- _GOAL_
Transcribe every line exactly and omit anything that is a picture.

— BEGIN RECORDS FOR THIS TASK —

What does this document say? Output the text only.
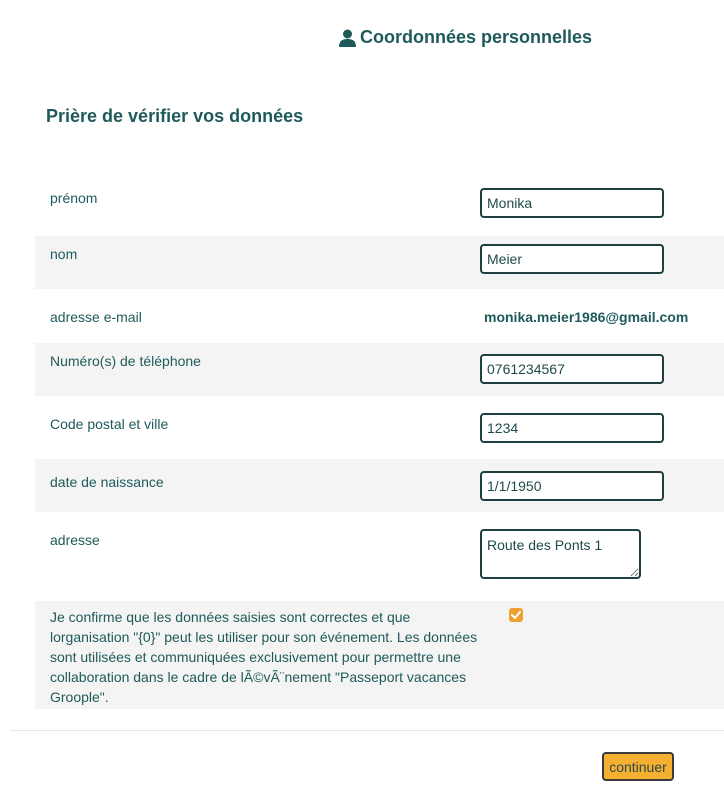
Coordonnées personnelles
Prière de vérifier vos données
prénom
Monika
nom
Meier
adresse e-mail	monika.meier1986@gmail.com
Numéro(s) de téléphone
0761234567
Code postal et ville
1234
date de naissance
1/1/1950
adresse
Route des Ponts 1
Je confirme que les données saisies sont correctes et que lorganisation "{0}" peut les utiliser pour son événement. Les données sont utilisées et communiquées exclusivement pour permettre une collaboration dans le cadre de lÃ©vÃ¨nement "Passeport vacances Groople".
continuer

— END RECORDS FOR THIS TASK —

- _ANSWER TO THE TASK_
What does this document say? Output the text only.
Coordonnées personnelles
Prière de vérifier vos données
prénom
Monika
nom
Meier
adresse e-mail	monika.meier1986@gmail.com
Numéro(s) de téléphone
0761234567
Code postal et ville
1234
date de naissance
1/1/1950
adresse
Route des Ponts 1
Je confirme que les données saisies sont correctes et que lorganisation "{0}" peut les utiliser pour son événement. Les données sont utilisées et communiquées exclusivement pour permettre une collaboration dans le cadre de lÃ©vÃ¨nement "Passeport vacances Groople".
continuer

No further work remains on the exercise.